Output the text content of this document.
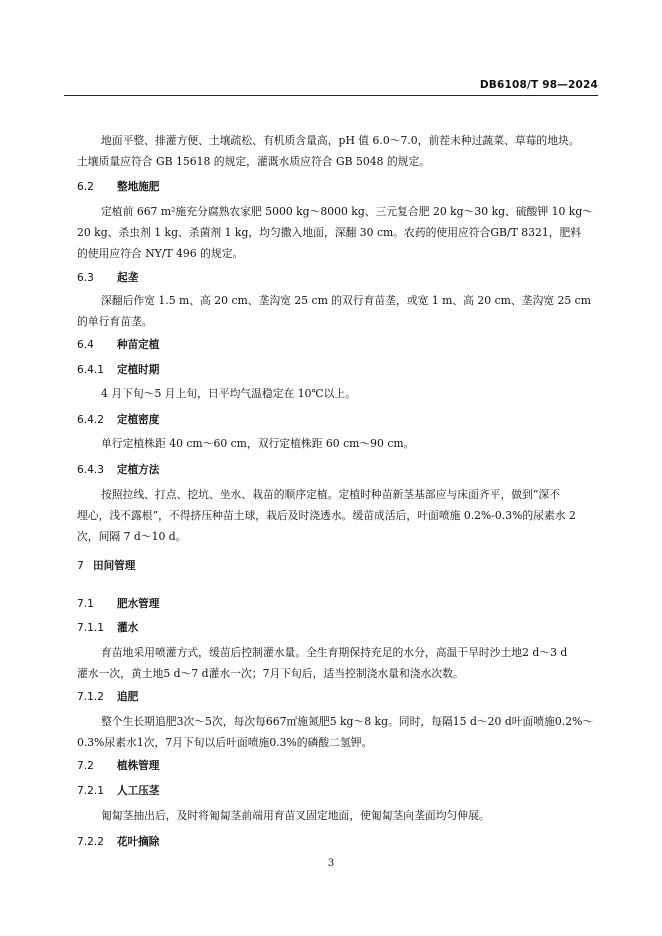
DB6108/T 98—2024

地面平整、排灌方便、土壤疏松、有机质含量高，pH 值 6.0～7.0，前茬未种过蔬菜、草莓的地块。
土壤质量应符合 GB 15618 的规定，灌溉水质应符合 GB 5048 的规定。

6.2 整地施肥

定植前 667 m²施充分腐熟农家肥 5000 kg～8000 kg、三元复合肥 20 kg～30 kg、硫酸钾 10 kg～
20 kg、杀虫剂 1 kg、杀菌剂 1 kg，均匀撒入地面，深翻 30 cm。农药的使用应符合GB/T 8321，肥料
的使用应符合 NY/T 496 的规定。

6.3 起垄

深翻后作宽 1.5 m、高 20 cm、垄沟宽 25 cm 的双行育苗垄，或宽 1 m、高 20 cm、垄沟宽 25 cm
的单行育苗垄。

6.4 种苗定植
6.4.1 定植时期

4 月下旬～5 月上旬，日平均气温稳定在 10℃以上。

6.4.2 定植密度

单行定植株距 40 cm～60 cm，双行定植株距 60 cm～90 cm。

6.4.3 定植方法

按照拉线、打点、挖坑、坐水、栽苗的顺序定植。定植时种苗新茎基部应与床面齐平，做到“深不
埋心，浅不露根”，不得挤压种苗土球，栽后及时浇透水。缓苗成活后，叶面喷施 0.2%-0.3%的尿素水 2
次，间隔 7 d～10 d。

7 田间管理
7.1 肥水管理
7.1.1 灌水

育苗地采用喷灌方式，缓苗后控制灌水量。全生育期保持充足的水分，高温干旱时沙土地2 d～3 d
灌水一次，黄土地5 d～7 d灌水一次；7月下旬后，适当控制浇水量和浇水次数。

7.1.2 追肥

整个生长期追肥3次～5次，每次每667㎡施氮肥5 kg～8 kg。同时，每隔15 d～20 d叶面喷施0.2%～
0.3%尿素水1次，7月下旬以后叶面喷施0.3%的磷酸二氢钾。

7.2 植株管理
7.2.1 人工压茎

匍匐茎抽出后，及时将匍匐茎前端用育苗叉固定地面，使匍匐茎向垄面均匀伸展。

7.2.2 花叶摘除
3
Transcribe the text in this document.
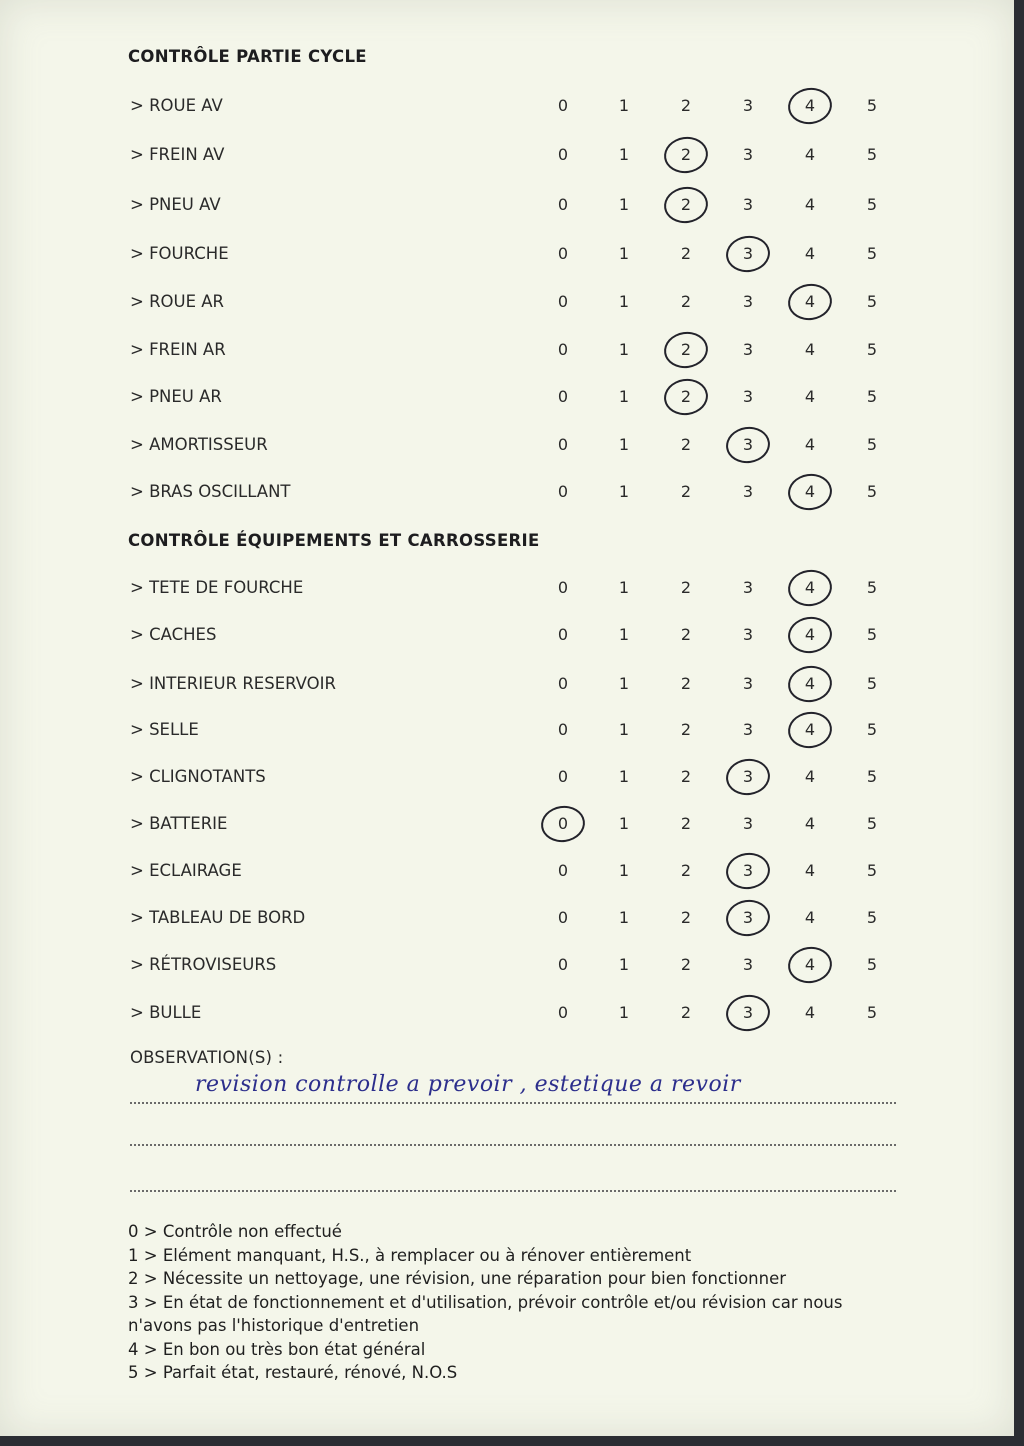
OBSERVATION(S) :
revision controlle a prevoir , estetique a revoir
0 > Contrôle non effectué
1 > Elément manquant, H.S., à remplacer ou à rénover entièrement
2 > Nécessite un nettoyage, une révision, une réparation pour bien fonctionner
3 > En état de fonctionnement et d'utilisation, prévoir contrôle et/ou révision car nous n'avons pas l'historique d'entretien
4 > En bon ou très bon état général
5 > Parfait état, restauré, rénové, N.O.S
CONTRÔLE PARTIE CYCLE
> ROUE AV	0	1	2	3	4	5
> FREIN AV	0	1	2	3	4	5
> PNEU AV	0	1	2	3	4	5
> FOURCHE	0	1	2	3	4	5
> ROUE AR	0	1	2	3	4	5
> FREIN AR	0	1	2	3	4	5
> PNEU AR	0	1	2	3	4	5
> AMORTISSEUR	0	1	2	3	4	5
> BRAS OSCILLANT	0	1	2	3	4	5
CONTRÔLE ÉQUIPEMENTS ET CARROSSERIE
> TETE DE FOURCHE	0	1	2	3	4	5
> CACHES	0	1	2	3	4	5
> INTERIEUR RESERVOIR	0	1	2	3	4	5
> SELLE	0	1	2	3	4	5
> CLIGNOTANTS	0	1	2	3	4	5
> BATTERIE	0	1	2	3	4	5
> ECLAIRAGE	0	1	2	3	4	5
> TABLEAU DE BORD	0	1	2	3	4	5
> RÉTROVISEURS	0	1	2	3	4	5
> BULLE	0	1	2	3	4	5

The task: Read the entries and select each line where the word "révision" is found.

Result for this exercise:
2 > Nécessite un nettoyage, une révision, une réparation pour bien fonctionner
3 > En état de fonctionnement et d'utilisation, prévoir contrôle et/ou révision car nous n'avons pas l'historique d'entretien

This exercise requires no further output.